■ **STORED RECORDS**:
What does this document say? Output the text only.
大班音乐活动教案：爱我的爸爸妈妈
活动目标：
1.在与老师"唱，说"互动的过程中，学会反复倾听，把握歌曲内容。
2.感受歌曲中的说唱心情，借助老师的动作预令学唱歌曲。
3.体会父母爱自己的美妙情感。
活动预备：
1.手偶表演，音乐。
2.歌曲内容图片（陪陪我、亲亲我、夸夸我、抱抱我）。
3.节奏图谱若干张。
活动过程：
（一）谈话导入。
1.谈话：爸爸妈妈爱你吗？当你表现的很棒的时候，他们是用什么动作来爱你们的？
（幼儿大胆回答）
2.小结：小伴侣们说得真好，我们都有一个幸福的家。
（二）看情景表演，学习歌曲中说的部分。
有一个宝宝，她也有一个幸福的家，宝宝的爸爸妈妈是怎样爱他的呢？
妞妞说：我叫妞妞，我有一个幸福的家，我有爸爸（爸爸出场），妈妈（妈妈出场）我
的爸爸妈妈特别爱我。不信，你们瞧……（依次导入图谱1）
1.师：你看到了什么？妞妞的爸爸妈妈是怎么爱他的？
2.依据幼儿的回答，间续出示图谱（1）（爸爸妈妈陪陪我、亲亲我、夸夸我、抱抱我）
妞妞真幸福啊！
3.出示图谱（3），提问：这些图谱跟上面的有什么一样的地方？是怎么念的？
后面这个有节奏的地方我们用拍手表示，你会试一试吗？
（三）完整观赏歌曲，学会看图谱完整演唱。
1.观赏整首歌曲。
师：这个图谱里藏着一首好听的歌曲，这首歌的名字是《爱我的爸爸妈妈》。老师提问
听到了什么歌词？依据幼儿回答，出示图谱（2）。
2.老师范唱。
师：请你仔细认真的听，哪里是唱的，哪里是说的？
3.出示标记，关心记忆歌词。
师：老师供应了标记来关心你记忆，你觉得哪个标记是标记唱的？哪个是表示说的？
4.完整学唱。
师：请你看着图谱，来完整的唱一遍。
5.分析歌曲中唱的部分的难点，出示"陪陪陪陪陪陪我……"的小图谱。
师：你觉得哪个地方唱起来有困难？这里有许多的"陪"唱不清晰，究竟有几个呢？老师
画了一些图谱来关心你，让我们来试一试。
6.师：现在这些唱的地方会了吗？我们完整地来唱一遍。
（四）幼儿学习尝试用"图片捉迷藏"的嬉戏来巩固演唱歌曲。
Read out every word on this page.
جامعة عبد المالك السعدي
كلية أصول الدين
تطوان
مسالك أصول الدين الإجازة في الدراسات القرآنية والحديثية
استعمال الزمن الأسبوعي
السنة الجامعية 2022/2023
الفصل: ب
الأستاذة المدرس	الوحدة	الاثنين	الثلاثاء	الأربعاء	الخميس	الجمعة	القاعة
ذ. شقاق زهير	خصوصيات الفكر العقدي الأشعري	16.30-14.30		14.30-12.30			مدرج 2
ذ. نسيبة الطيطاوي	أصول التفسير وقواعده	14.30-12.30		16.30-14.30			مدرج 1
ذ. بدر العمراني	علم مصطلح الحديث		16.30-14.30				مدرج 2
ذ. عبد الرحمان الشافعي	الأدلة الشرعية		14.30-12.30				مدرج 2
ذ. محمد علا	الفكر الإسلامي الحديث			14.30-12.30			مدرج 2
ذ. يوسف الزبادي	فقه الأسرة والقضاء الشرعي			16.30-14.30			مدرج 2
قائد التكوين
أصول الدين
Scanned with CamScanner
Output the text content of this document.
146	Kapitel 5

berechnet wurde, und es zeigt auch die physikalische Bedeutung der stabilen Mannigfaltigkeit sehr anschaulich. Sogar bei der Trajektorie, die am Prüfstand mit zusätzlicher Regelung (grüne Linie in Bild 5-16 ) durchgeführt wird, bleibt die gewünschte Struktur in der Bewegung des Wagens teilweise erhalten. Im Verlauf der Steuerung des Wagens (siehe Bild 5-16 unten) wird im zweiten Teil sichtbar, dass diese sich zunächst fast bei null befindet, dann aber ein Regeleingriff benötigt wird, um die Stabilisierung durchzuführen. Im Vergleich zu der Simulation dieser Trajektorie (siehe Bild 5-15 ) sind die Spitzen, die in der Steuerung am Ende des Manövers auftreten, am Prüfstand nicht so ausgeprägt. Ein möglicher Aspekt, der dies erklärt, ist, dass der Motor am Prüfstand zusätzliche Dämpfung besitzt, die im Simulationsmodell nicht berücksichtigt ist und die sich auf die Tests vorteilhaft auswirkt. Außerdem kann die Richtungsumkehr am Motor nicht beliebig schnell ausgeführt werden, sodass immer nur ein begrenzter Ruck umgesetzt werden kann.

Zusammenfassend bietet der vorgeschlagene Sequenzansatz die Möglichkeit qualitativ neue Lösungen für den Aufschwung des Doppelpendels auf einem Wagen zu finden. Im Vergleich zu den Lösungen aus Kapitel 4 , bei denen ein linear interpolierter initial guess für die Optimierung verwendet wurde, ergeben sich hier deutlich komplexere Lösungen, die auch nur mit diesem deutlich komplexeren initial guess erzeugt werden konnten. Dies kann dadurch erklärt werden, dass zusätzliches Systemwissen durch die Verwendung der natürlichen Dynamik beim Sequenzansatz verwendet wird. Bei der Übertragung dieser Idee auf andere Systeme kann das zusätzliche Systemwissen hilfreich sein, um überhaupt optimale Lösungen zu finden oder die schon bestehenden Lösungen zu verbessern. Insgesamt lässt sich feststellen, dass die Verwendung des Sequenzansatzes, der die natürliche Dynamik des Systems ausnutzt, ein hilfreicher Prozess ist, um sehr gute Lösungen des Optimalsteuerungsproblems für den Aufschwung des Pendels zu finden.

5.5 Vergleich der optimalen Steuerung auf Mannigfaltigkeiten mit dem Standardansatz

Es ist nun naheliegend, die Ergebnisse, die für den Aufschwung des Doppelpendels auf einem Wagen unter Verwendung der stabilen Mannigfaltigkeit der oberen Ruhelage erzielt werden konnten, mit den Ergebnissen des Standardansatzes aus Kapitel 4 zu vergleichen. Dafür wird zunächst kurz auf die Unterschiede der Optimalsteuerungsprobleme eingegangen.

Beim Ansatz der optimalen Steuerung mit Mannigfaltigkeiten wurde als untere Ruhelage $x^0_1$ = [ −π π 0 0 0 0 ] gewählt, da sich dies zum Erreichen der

■ **INSTRUCTION**:
Show all lines from the listing above in which "الفكر" appears.

■ **COMPLETED EXERCISE**:
ذ. شقاق زهير	خصوصيات الفكر العقدي الأشعري	16.30-14.30		14.30-12.30			مدرج 2
ذ. محمد علا	الفكر الإسلامي الحديث			14.30-12.30			مدرج 2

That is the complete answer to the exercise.